| Your goal |
Show every line where "watermark" occurs.

[start of Records supplied]

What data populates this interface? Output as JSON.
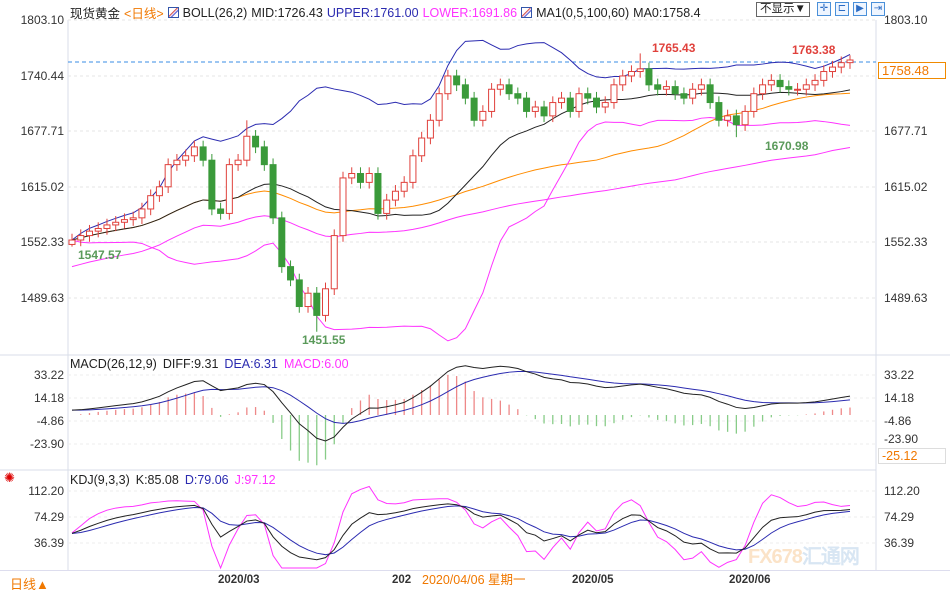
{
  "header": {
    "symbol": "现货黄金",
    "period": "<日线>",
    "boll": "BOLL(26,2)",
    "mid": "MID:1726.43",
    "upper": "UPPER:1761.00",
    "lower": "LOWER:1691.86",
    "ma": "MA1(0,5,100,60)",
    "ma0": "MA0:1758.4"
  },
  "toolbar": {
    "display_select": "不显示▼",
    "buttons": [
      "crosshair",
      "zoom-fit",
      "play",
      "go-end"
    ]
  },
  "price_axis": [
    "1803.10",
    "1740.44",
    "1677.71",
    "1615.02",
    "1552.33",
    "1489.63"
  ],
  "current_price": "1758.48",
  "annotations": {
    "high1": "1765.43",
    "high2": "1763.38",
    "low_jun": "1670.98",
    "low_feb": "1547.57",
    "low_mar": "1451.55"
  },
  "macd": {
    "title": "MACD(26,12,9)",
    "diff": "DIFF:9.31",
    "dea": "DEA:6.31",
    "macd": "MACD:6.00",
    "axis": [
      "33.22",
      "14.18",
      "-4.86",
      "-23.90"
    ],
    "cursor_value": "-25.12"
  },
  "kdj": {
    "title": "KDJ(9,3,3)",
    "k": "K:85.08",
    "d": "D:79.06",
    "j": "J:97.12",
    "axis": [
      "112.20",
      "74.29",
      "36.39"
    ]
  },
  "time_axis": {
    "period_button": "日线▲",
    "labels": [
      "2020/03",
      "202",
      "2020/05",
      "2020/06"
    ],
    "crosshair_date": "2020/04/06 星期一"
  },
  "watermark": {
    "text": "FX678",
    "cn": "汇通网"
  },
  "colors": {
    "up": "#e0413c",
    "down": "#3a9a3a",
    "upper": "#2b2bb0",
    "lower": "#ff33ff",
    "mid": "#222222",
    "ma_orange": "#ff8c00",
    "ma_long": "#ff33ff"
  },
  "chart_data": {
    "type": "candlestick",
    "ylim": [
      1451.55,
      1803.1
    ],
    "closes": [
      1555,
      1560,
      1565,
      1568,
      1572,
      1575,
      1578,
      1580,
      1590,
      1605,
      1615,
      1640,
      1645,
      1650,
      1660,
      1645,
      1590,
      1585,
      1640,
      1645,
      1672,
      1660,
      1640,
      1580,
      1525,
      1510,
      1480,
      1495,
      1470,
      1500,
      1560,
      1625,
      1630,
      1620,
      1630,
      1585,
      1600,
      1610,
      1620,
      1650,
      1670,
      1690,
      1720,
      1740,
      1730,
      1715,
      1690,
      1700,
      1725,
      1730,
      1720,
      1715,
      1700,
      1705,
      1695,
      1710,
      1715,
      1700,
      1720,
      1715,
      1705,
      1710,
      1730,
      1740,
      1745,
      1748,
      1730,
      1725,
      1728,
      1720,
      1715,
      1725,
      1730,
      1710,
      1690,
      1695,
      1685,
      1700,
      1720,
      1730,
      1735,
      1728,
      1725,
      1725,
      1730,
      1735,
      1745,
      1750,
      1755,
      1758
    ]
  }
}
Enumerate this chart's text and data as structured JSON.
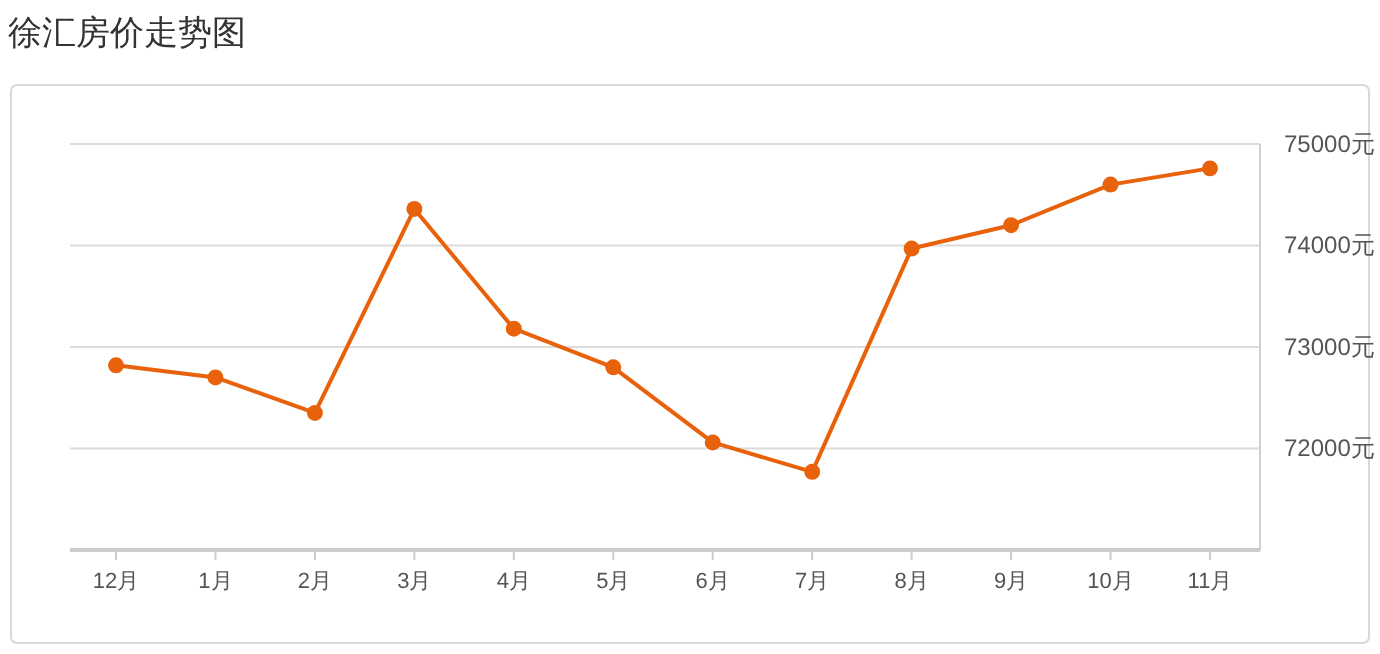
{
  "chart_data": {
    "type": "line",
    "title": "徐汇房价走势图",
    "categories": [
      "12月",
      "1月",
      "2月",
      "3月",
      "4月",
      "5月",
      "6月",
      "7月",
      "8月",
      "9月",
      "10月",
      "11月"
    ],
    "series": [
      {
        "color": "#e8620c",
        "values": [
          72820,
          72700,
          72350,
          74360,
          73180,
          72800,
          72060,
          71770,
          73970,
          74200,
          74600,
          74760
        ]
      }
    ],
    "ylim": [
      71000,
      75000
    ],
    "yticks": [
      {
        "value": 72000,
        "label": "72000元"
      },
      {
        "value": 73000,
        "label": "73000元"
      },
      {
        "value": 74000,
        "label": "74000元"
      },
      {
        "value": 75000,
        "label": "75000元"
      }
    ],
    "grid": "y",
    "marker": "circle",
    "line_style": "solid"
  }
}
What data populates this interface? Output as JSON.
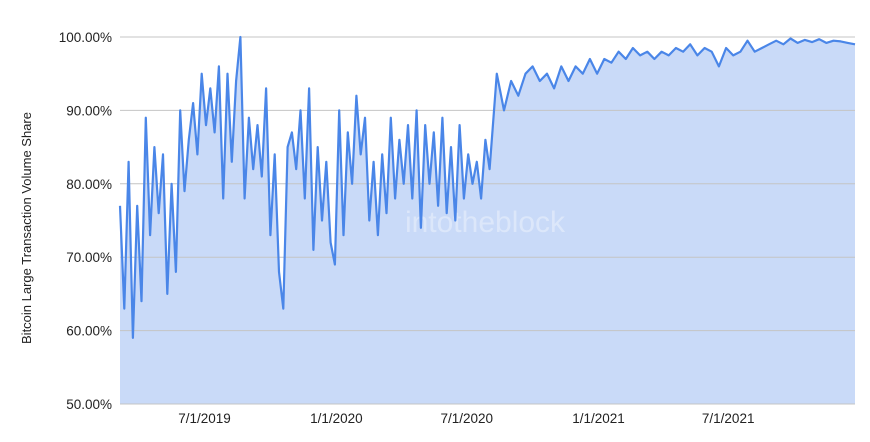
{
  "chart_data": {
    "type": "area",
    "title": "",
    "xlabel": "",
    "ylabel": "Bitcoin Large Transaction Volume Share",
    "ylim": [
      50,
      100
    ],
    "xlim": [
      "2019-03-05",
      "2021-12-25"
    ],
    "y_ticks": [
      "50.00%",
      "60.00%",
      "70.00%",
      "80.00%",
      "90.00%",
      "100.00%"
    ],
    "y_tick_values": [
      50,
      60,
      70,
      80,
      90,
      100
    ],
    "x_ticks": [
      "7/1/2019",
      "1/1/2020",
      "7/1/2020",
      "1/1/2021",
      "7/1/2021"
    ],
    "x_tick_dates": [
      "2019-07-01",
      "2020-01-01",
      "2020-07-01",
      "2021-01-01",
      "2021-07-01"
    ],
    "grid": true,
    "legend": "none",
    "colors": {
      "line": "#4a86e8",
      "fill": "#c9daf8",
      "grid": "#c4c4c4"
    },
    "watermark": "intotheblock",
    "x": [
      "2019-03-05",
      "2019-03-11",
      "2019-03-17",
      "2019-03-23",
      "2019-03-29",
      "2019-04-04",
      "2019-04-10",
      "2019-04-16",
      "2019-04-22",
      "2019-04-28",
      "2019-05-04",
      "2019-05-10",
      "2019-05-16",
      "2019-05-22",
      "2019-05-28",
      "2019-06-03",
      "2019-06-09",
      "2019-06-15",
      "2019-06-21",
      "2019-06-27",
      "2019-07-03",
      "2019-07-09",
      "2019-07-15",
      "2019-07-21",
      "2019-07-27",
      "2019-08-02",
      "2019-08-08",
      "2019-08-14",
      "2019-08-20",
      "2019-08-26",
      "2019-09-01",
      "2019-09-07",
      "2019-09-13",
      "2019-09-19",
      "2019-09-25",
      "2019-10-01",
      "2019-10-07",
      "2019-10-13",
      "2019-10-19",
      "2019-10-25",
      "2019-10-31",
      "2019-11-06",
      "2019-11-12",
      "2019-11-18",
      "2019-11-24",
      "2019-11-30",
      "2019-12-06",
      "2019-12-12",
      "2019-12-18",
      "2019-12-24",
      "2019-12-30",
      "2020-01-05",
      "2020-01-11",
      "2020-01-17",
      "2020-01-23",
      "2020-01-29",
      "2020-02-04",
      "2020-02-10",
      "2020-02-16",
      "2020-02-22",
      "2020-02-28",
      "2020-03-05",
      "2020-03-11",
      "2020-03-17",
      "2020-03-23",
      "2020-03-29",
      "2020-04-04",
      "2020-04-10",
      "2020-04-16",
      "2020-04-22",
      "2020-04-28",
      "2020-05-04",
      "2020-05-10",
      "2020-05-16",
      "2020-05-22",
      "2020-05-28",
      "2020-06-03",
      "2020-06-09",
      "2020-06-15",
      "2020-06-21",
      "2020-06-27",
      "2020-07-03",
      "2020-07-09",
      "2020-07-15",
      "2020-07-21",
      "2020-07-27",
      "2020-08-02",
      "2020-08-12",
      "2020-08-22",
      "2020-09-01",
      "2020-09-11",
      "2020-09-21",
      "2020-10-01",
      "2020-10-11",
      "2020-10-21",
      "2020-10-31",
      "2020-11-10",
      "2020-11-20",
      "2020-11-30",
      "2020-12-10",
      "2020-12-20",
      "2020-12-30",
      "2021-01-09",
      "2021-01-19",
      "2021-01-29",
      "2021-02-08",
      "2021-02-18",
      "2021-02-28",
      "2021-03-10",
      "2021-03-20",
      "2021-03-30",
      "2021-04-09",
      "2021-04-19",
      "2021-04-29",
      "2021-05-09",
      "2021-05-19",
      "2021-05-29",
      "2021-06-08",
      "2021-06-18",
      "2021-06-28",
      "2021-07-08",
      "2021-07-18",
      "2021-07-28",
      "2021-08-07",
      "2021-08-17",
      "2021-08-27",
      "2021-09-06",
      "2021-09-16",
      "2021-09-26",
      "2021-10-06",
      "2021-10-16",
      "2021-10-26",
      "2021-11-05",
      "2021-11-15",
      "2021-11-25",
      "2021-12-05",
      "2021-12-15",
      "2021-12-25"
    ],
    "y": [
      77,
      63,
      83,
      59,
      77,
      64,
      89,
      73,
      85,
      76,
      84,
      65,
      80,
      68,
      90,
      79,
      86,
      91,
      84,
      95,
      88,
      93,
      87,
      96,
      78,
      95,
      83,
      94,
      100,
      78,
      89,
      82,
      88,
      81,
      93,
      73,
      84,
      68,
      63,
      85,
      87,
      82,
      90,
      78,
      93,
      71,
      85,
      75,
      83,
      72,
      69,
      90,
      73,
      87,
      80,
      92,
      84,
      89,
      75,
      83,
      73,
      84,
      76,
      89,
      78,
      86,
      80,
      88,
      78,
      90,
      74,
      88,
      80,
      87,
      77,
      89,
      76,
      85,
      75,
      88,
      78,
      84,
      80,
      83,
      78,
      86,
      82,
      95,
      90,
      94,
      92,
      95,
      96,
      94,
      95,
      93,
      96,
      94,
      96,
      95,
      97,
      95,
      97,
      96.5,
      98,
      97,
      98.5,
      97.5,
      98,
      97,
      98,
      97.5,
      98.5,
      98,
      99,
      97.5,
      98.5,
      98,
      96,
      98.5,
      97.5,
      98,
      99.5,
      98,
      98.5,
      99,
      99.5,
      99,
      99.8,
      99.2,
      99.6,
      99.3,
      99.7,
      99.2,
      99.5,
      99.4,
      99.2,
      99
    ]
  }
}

[end of Records supplied]

| Response to this task |
  "watermark": {
    "watermark": "intotheblock",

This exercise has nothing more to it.